** Data to examine follows **
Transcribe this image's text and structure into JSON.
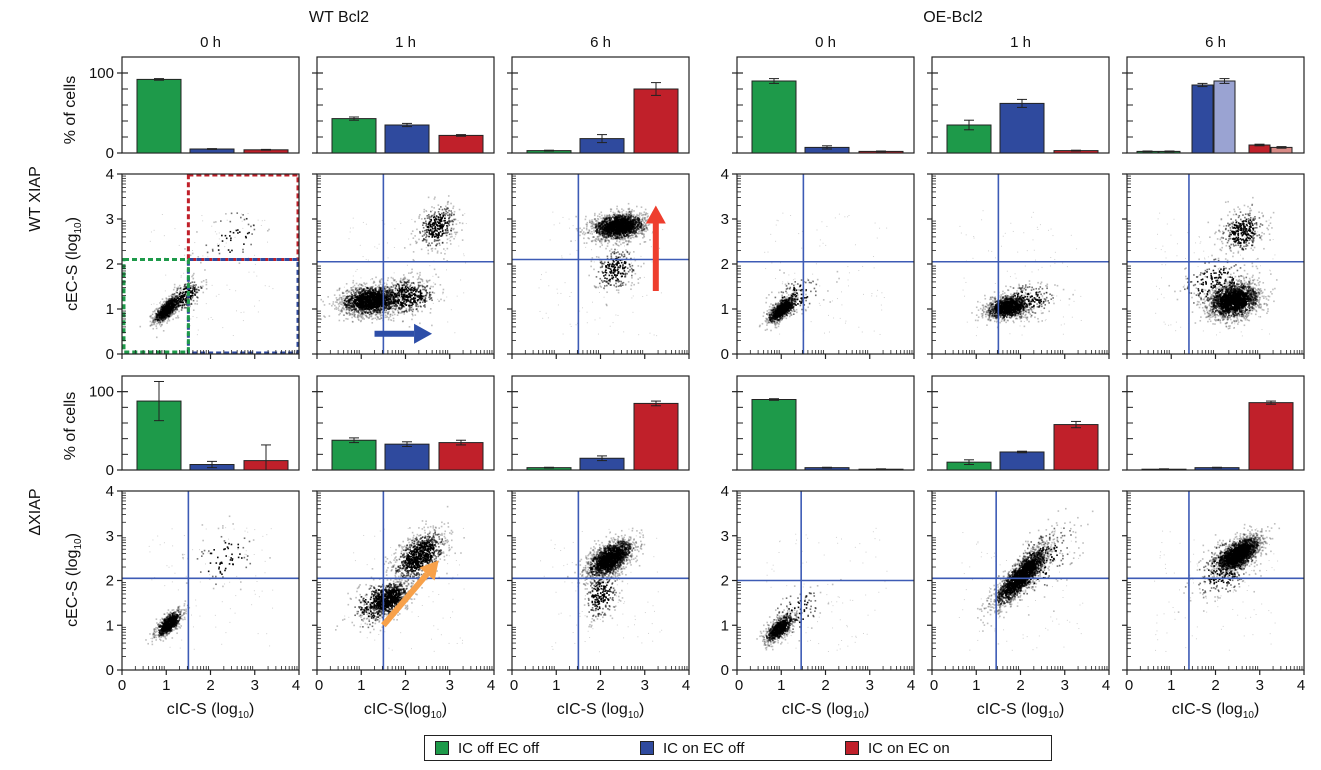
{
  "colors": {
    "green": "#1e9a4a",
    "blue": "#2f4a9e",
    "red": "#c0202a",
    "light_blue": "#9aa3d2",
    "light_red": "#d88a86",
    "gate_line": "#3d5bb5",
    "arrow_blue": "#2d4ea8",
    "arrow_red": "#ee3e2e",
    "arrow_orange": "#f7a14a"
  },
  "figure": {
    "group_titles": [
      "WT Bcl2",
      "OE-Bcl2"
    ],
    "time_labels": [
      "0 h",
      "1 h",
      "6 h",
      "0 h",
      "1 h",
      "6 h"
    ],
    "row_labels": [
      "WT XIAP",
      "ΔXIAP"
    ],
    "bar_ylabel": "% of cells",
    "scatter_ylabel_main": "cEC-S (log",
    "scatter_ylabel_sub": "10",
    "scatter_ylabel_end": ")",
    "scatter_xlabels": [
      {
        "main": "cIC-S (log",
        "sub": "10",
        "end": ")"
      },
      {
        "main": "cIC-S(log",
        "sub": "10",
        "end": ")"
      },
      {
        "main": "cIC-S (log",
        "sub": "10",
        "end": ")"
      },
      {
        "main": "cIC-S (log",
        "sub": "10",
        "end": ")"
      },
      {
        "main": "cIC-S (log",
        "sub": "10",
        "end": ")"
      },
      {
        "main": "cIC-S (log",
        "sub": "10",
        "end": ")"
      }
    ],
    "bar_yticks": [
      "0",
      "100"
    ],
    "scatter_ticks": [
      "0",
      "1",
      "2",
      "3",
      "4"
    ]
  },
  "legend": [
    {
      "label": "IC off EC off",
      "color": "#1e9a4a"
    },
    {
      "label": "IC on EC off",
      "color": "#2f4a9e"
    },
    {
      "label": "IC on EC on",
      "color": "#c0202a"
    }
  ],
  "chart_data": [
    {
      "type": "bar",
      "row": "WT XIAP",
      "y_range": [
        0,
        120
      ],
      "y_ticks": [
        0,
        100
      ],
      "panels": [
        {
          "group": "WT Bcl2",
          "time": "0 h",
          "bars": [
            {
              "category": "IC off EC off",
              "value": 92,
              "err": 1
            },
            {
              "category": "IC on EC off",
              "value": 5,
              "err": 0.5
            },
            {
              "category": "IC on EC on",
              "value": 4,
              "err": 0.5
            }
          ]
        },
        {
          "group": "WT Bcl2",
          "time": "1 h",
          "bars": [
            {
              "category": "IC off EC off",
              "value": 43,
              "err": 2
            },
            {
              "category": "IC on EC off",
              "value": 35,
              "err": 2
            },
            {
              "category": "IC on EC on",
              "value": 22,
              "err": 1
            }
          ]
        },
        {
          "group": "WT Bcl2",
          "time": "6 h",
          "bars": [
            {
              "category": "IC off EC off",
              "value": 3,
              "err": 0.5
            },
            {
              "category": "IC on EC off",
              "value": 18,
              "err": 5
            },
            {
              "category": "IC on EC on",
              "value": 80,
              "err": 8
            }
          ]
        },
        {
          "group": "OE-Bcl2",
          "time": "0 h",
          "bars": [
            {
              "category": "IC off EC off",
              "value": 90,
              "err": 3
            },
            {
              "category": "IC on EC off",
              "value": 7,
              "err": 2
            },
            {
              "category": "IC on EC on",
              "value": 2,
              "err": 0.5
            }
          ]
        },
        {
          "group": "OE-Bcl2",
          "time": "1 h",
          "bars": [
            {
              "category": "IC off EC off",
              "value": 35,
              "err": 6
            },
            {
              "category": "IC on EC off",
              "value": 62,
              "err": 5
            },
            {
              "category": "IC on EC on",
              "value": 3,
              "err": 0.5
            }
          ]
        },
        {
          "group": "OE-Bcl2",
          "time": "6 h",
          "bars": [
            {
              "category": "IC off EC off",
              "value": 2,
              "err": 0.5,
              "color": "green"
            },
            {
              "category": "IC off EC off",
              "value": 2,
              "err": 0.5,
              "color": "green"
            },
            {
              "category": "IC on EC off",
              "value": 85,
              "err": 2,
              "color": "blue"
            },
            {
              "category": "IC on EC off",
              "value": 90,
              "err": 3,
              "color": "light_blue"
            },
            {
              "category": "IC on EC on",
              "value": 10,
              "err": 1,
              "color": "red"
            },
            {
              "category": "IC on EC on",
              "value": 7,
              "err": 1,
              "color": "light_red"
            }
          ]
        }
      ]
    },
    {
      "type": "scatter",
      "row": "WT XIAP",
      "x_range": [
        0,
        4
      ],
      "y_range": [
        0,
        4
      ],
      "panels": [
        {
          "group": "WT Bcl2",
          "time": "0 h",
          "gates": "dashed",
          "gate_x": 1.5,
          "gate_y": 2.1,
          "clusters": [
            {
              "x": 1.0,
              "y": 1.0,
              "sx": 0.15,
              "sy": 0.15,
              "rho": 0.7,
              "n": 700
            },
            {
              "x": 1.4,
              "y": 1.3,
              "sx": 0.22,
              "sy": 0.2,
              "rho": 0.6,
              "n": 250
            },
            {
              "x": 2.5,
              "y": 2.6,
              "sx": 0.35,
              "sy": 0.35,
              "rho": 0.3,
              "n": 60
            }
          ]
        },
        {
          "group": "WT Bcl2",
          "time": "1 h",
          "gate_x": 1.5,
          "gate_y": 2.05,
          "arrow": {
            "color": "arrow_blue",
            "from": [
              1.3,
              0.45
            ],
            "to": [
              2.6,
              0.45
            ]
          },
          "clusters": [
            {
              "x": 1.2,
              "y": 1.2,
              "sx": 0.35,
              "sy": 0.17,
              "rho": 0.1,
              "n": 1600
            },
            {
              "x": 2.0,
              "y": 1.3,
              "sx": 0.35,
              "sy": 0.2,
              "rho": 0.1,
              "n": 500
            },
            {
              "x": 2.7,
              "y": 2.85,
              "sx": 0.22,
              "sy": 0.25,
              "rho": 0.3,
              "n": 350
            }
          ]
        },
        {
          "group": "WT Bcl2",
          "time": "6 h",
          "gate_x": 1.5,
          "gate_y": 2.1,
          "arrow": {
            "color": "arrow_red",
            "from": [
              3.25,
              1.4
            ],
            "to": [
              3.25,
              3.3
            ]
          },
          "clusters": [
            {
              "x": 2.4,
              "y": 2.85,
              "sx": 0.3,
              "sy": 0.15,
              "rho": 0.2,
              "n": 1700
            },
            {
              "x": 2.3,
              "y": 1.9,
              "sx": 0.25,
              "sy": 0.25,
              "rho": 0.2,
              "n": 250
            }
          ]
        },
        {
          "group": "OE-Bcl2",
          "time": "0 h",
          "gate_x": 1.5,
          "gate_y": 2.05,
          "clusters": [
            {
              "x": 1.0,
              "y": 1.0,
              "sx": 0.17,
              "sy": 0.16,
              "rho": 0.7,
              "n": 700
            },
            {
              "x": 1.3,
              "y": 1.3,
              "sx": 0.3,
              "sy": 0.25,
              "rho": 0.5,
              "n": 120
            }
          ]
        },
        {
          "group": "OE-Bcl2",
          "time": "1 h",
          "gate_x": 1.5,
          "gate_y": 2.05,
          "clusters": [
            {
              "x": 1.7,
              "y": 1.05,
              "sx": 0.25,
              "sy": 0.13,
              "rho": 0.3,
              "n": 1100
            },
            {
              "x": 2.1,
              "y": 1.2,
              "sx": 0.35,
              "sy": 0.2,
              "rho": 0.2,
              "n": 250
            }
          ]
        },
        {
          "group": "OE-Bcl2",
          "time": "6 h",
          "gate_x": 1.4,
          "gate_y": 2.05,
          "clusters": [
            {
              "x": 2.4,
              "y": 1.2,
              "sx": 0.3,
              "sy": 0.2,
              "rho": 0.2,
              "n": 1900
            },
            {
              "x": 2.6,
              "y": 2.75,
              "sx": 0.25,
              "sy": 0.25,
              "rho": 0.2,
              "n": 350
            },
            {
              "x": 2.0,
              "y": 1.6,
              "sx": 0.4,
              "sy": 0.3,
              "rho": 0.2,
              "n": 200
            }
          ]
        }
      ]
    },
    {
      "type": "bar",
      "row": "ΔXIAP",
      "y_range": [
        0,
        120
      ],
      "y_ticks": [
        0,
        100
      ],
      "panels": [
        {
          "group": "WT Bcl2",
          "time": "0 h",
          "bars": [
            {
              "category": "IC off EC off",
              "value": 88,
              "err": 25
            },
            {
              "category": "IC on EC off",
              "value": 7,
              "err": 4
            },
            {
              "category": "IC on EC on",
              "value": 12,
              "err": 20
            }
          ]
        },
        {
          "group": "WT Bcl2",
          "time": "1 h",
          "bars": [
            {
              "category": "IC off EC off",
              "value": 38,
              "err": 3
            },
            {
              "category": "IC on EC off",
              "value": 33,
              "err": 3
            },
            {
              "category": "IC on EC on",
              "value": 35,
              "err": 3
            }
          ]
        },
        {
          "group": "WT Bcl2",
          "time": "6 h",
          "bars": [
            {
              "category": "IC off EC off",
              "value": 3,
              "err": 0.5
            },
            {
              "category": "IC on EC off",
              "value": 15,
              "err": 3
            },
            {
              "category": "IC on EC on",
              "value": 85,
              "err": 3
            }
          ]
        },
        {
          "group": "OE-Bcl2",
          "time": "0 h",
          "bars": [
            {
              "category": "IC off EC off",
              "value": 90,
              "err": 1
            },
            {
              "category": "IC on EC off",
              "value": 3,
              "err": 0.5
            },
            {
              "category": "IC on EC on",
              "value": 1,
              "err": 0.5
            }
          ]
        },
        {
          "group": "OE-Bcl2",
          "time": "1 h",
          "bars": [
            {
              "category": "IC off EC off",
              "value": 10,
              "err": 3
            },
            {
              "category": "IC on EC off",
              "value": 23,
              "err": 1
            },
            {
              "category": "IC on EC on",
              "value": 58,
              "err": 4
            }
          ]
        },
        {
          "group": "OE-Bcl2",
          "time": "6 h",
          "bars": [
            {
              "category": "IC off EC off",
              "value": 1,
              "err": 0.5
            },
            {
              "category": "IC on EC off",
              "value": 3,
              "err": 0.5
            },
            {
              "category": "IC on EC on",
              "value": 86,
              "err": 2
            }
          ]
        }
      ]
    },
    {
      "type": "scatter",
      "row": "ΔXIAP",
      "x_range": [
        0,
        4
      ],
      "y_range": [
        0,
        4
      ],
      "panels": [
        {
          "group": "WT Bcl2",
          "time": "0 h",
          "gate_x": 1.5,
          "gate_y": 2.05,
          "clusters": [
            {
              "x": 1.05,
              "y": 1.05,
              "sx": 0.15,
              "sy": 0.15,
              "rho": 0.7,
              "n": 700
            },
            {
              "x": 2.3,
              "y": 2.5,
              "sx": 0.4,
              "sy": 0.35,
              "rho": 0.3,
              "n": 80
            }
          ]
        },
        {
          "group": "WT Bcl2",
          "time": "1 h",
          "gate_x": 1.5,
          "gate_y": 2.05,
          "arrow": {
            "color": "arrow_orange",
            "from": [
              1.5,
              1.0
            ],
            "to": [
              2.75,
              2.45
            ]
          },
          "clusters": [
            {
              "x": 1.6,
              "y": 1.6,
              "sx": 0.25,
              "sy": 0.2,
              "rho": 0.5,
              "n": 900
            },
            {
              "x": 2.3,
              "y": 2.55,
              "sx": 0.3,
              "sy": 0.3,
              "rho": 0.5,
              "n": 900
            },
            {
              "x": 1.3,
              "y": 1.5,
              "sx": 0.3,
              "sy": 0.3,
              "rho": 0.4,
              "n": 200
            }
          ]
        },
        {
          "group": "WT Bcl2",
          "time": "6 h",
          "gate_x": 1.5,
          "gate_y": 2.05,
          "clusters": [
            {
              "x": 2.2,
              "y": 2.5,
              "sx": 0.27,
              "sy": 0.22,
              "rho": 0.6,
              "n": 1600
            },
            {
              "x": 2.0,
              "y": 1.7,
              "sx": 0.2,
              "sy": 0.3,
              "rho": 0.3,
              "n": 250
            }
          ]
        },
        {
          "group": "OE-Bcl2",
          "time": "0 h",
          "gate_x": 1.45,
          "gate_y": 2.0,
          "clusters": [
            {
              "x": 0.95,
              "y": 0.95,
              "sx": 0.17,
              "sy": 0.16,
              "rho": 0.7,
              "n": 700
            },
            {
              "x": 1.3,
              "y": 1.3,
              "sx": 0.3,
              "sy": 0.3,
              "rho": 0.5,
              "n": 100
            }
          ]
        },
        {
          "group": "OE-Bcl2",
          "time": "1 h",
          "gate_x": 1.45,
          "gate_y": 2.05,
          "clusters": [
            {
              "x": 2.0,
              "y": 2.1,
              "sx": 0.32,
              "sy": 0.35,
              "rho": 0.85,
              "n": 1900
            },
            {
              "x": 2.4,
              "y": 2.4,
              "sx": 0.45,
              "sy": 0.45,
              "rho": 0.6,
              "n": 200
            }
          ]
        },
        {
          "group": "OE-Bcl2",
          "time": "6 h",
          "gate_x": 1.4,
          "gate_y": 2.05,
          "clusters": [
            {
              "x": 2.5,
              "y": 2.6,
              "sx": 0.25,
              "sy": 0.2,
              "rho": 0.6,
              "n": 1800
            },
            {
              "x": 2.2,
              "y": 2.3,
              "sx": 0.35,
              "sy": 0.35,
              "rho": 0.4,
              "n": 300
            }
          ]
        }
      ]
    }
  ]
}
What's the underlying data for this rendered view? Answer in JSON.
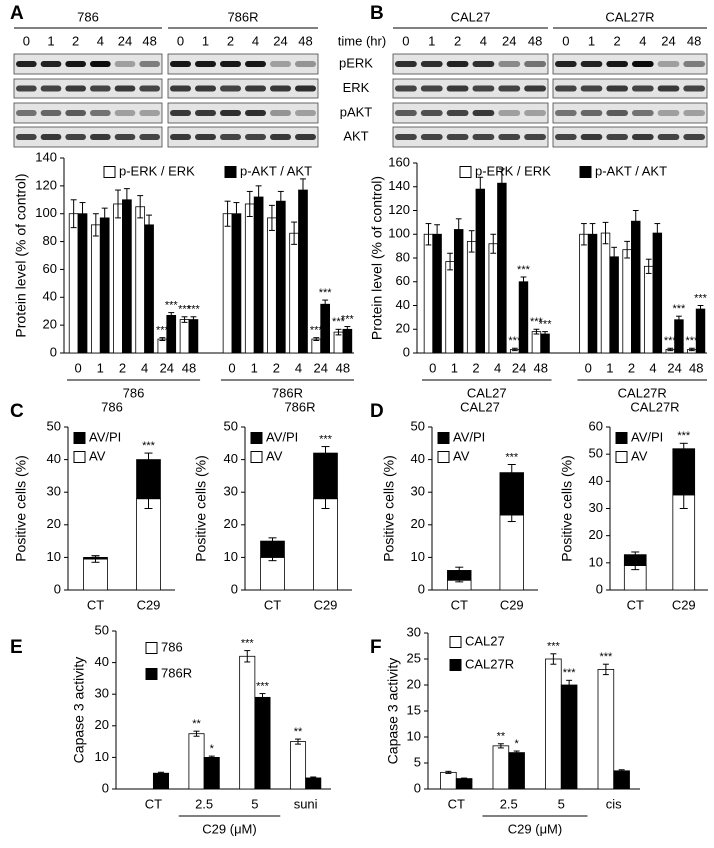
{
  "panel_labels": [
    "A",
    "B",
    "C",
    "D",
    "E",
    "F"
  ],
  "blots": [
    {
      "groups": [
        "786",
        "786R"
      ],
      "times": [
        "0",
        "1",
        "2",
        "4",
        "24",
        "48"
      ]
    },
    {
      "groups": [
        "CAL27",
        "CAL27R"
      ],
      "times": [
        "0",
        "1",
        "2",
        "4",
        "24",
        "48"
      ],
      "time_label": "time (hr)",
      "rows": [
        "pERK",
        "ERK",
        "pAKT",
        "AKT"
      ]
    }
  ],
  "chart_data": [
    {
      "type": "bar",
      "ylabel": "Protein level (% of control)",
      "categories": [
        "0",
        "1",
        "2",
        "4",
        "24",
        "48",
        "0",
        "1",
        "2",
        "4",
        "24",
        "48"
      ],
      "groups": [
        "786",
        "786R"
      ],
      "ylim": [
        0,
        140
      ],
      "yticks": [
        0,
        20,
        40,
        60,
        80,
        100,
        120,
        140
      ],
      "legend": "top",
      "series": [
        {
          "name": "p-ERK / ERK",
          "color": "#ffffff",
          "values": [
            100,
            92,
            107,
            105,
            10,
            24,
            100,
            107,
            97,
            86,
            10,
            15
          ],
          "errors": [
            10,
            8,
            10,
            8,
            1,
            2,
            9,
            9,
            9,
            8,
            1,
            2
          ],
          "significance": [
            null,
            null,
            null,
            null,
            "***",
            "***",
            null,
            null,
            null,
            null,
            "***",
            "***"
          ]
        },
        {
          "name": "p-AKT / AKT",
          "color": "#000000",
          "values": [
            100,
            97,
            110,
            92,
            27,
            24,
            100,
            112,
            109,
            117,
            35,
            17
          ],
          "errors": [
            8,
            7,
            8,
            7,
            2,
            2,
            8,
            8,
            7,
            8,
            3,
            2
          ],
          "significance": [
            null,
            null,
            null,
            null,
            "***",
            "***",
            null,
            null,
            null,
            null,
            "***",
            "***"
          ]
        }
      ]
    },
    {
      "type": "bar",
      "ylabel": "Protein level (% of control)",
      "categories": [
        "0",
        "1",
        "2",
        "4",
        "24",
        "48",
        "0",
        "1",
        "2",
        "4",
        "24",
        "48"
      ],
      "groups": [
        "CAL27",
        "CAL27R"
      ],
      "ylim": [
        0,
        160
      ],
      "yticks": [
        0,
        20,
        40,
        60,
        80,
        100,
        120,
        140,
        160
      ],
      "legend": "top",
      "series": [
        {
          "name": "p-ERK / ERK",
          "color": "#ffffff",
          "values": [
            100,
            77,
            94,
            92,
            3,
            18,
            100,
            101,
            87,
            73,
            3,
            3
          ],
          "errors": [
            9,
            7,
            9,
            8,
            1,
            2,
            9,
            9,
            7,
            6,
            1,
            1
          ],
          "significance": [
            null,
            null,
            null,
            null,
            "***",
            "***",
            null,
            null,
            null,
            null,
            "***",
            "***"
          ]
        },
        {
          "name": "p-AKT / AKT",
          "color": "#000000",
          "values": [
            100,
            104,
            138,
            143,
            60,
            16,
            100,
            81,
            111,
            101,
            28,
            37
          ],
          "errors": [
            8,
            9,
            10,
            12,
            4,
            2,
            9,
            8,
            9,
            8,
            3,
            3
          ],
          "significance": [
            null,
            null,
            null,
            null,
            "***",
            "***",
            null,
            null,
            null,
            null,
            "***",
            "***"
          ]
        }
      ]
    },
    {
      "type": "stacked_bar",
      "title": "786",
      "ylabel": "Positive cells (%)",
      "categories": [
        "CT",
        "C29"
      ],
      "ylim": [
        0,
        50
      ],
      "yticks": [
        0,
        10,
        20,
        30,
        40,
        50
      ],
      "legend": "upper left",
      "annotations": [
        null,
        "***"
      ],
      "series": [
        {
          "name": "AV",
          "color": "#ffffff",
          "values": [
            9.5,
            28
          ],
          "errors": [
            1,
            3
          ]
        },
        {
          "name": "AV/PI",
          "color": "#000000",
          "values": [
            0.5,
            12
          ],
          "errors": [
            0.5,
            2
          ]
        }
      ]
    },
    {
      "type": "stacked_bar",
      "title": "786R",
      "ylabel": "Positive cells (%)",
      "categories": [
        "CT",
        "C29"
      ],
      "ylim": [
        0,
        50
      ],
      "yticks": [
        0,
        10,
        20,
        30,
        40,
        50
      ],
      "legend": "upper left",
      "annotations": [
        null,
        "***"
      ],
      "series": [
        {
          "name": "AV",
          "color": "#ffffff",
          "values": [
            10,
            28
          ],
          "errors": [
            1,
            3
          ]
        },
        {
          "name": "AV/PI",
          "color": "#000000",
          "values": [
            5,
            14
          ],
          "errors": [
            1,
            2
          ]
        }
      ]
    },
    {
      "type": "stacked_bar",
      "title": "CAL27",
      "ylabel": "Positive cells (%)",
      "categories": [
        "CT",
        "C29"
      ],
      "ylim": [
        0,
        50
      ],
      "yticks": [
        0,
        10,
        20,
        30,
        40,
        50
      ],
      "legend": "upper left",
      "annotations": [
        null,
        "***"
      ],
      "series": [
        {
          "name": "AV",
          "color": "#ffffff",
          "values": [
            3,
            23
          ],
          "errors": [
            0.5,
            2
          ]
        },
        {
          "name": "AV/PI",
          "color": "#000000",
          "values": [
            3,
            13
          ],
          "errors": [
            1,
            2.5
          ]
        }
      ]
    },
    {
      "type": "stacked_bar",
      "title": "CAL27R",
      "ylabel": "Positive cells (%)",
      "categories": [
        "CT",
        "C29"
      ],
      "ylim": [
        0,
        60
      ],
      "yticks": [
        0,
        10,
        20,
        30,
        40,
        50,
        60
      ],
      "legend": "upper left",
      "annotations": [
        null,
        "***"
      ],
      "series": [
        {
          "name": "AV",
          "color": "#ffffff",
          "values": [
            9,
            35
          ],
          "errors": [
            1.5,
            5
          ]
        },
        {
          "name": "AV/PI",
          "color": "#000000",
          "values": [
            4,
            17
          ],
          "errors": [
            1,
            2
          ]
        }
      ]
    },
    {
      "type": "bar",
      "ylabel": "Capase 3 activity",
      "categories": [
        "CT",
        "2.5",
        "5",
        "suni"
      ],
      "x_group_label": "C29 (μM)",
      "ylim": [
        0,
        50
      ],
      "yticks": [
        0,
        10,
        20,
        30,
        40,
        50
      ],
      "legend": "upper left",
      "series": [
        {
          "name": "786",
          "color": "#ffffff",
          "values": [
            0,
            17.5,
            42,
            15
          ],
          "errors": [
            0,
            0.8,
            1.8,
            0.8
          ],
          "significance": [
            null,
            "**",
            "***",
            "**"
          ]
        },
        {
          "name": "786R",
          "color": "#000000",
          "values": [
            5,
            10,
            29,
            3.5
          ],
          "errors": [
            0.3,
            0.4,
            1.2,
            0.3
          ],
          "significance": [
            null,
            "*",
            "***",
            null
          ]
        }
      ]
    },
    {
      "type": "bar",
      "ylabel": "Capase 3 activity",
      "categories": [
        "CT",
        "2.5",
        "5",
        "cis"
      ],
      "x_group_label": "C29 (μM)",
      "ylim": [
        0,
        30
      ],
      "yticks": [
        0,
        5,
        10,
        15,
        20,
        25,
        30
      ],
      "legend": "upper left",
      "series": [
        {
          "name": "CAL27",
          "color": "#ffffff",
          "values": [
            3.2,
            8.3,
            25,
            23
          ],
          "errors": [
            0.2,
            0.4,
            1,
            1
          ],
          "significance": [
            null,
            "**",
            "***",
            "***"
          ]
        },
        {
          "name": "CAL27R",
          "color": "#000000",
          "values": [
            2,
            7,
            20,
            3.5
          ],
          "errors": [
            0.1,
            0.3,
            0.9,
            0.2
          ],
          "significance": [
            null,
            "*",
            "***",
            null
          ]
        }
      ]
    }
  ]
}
** End of Data to examine **
= Aim of the task =
How many lines in the records above contain the word "this"? Answer with the number only.

= Task output =
2